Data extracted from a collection
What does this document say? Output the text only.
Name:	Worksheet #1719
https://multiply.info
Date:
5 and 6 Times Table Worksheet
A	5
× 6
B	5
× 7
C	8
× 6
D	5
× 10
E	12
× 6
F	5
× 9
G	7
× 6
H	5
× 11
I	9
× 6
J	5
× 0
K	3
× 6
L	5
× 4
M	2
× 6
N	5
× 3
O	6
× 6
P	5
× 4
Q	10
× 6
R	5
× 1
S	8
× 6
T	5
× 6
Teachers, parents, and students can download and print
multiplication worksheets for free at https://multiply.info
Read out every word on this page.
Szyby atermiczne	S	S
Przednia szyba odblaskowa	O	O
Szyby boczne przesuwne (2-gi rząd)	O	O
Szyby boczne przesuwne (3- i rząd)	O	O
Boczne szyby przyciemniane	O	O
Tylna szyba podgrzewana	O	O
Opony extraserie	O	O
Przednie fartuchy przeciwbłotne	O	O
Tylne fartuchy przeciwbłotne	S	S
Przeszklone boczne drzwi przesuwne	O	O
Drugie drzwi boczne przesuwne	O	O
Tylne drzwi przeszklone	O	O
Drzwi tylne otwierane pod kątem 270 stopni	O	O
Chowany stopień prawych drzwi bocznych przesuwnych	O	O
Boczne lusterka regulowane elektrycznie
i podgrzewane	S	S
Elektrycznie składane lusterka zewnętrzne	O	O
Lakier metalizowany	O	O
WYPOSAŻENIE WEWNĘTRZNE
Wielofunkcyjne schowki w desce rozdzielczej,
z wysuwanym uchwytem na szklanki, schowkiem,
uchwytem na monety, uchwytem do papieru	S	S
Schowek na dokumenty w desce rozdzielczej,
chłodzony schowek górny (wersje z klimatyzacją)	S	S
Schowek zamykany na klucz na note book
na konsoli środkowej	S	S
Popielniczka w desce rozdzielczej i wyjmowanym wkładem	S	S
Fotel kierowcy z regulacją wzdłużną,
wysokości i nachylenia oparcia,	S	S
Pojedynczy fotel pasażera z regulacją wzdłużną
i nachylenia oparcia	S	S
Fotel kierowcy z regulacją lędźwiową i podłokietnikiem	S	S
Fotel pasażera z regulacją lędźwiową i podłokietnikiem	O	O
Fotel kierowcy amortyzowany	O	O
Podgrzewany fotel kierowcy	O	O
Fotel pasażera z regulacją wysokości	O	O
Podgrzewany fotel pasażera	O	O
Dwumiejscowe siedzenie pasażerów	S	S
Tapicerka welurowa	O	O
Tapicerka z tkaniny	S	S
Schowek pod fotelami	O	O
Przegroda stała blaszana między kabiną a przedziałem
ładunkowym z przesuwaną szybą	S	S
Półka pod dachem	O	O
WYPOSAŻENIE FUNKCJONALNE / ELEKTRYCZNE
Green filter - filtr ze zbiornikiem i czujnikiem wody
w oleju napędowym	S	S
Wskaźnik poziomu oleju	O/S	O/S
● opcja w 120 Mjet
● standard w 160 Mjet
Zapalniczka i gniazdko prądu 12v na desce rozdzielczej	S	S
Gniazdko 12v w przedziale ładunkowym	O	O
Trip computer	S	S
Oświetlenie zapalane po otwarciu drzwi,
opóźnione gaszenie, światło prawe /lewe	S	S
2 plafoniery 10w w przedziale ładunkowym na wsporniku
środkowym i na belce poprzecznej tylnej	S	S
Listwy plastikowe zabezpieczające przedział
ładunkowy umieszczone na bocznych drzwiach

STATED TASK:
Exactly as shown, repeat every record.

TASK OUTPUT:
What does this document say? Output the text only.
Name:	Worksheet #1719
https://multiply.info
Date:
5 and 6 Times Table Worksheet
A	5
× 6
B	5
× 7
C	8
× 6
D	5
× 10
E	12
× 6
F	5
× 9
G	7
× 6
H	5
× 11
I	9
× 6
J	5
× 0
K	3
× 6
L	5
× 4
M	2
× 6
N	5
× 3
O	6
× 6
P	5
× 4
Q	10
× 6
R	5
× 1
S	8
× 6
T	5
× 6
Teachers, parents, and students can download and print
multiplication worksheets for free at https://multiply.info
Read out every word on this page.
Szyby atermiczne	S	S
Przednia szyba odblaskowa	O	O
Szyby boczne przesuwne (2-gi rząd)	O	O
Szyby boczne przesuwne (3- i rząd)	O	O
Boczne szyby przyciemniane	O	O
Tylna szyba podgrzewana	O	O
Opony extraserie	O	O
Przednie fartuchy przeciwbłotne	O	O
Tylne fartuchy przeciwbłotne	S	S
Przeszklone boczne drzwi przesuwne	O	O
Drugie drzwi boczne przesuwne	O	O
Tylne drzwi przeszklone	O	O
Drzwi tylne otwierane pod kątem 270 stopni	O	O
Chowany stopień prawych drzwi bocznych przesuwnych	O	O
Boczne lusterka regulowane elektrycznie
i podgrzewane	S	S
Elektrycznie składane lusterka zewnętrzne	O	O
Lakier metalizowany	O	O
WYPOSAŻENIE WEWNĘTRZNE
Wielofunkcyjne schowki w desce rozdzielczej,
z wysuwanym uchwytem na szklanki, schowkiem,
uchwytem na monety, uchwytem do papieru	S	S
Schowek na dokumenty w desce rozdzielczej,
chłodzony schowek górny (wersje z klimatyzacją)	S	S
Schowek zamykany na klucz na note book
na konsoli środkowej	S	S
Popielniczka w desce rozdzielczej i wyjmowanym wkładem	S	S
Fotel kierowcy z regulacją wzdłużną,
wysokości i nachylenia oparcia,	S	S
Pojedynczy fotel pasażera z regulacją wzdłużną
i nachylenia oparcia	S	S
Fotel kierowcy z regulacją lędźwiową i podłokietnikiem	S	S
Fotel pasażera z regulacją lędźwiową i podłokietnikiem	O	O
Fotel kierowcy amortyzowany	O	O
Podgrzewany fotel kierowcy	O	O
Fotel pasażera z regulacją wysokości	O	O
Podgrzewany fotel pasażera	O	O
Dwumiejscowe siedzenie pasażerów	S	S
Tapicerka welurowa	O	O
Tapicerka z tkaniny	S	S
Schowek pod fotelami	O	O
Przegroda stała blaszana między kabiną a przedziałem
ładunkowym z przesuwaną szybą	S	S
Półka pod dachem	O	O
WYPOSAŻENIE FUNKCJONALNE / ELEKTRYCZNE
Green filter - filtr ze zbiornikiem i czujnikiem wody
w oleju napędowym	S	S
Wskaźnik poziomu oleju	O/S	O/S
● opcja w 120 Mjet
● standard w 160 Mjet
Zapalniczka i gniazdko prądu 12v na desce rozdzielczej	S	S
Gniazdko 12v w przedziale ładunkowym	O	O
Trip computer	S	S
Oświetlenie zapalane po otwarciu drzwi,
opóźnione gaszenie, światło prawe /lewe	S	S
2 plafoniery 10w w przedziale ładunkowym na wsporniku
środkowym i na belce poprzecznej tylnej	S	S
Listwy plastikowe zabezpieczające przedział
ładunkowy umieszczone na bocznych drzwiach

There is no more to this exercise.